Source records
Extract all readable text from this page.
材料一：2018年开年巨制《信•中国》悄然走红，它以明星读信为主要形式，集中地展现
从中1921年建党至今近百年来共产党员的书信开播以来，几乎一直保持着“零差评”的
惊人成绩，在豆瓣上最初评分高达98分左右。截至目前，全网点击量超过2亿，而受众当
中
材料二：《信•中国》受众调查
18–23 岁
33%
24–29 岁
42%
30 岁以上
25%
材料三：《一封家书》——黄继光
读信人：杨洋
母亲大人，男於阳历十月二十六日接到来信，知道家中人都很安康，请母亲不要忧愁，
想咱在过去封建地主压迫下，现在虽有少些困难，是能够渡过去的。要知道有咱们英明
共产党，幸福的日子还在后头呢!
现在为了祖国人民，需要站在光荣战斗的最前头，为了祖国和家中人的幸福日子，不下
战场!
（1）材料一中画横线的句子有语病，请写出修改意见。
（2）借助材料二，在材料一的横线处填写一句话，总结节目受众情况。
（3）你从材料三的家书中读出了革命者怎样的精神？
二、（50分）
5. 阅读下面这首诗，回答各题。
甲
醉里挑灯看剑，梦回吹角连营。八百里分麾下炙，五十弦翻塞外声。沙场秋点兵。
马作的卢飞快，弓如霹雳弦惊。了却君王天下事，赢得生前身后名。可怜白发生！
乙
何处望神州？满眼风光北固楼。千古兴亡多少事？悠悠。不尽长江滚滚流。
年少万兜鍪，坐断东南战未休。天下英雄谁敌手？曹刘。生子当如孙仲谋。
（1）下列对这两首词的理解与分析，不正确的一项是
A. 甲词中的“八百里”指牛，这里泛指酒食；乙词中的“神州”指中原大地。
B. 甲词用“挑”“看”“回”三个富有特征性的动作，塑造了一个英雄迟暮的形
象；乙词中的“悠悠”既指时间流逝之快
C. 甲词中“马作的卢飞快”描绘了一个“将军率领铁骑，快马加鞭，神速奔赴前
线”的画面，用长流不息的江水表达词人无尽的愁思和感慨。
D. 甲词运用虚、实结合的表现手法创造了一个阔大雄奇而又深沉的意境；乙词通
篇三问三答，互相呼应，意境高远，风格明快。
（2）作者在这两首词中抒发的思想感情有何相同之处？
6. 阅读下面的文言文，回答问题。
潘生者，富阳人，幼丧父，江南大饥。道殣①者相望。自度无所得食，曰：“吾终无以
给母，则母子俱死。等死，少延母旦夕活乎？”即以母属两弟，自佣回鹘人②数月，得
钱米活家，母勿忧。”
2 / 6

> _Task_: Copy out the whole listing exactly as written.

> _Expected output_:
Extract all readable text from this page.
材料一：2018年开年巨制《信•中国》悄然走红，它以明星读信为主要形式，集中地展现
从中1921年建党至今近百年来共产党员的书信开播以来，几乎一直保持着“零差评”的
惊人成绩，在豆瓣上最初评分高达98分左右。截至目前，全网点击量超过2亿，而受众当
中
材料二：《信•中国》受众调查
18–23 岁
33%
24–29 岁
42%
30 岁以上
25%
材料三：《一封家书》——黄继光
读信人：杨洋
母亲大人，男於阳历十月二十六日接到来信，知道家中人都很安康，请母亲不要忧愁，
想咱在过去封建地主压迫下，现在虽有少些困难，是能够渡过去的。要知道有咱们英明
共产党，幸福的日子还在后头呢!
现在为了祖国人民，需要站在光荣战斗的最前头，为了祖国和家中人的幸福日子，不下
战场!
（1）材料一中画横线的句子有语病，请写出修改意见。
（2）借助材料二，在材料一的横线处填写一句话，总结节目受众情况。
（3）你从材料三的家书中读出了革命者怎样的精神？
二、（50分）
5. 阅读下面这首诗，回答各题。
甲
醉里挑灯看剑，梦回吹角连营。八百里分麾下炙，五十弦翻塞外声。沙场秋点兵。
马作的卢飞快，弓如霹雳弦惊。了却君王天下事，赢得生前身后名。可怜白发生！
乙
何处望神州？满眼风光北固楼。千古兴亡多少事？悠悠。不尽长江滚滚流。
年少万兜鍪，坐断东南战未休。天下英雄谁敌手？曹刘。生子当如孙仲谋。
（1）下列对这两首词的理解与分析，不正确的一项是
A. 甲词中的“八百里”指牛，这里泛指酒食；乙词中的“神州”指中原大地。
B. 甲词用“挑”“看”“回”三个富有特征性的动作，塑造了一个英雄迟暮的形
象；乙词中的“悠悠”既指时间流逝之快
C. 甲词中“马作的卢飞快”描绘了一个“将军率领铁骑，快马加鞭，神速奔赴前
线”的画面，用长流不息的江水表达词人无尽的愁思和感慨。
D. 甲词运用虚、实结合的表现手法创造了一个阔大雄奇而又深沉的意境；乙词通
篇三问三答，互相呼应，意境高远，风格明快。
（2）作者在这两首词中抒发的思想感情有何相同之处？
6. 阅读下面的文言文，回答问题。
潘生者，富阳人，幼丧父，江南大饥。道殣①者相望。自度无所得食，曰：“吾终无以
给母，则母子俱死。等死，少延母旦夕活乎？”即以母属两弟，自佣回鹘人②数月，得
钱米活家，母勿忧。”
2 / 6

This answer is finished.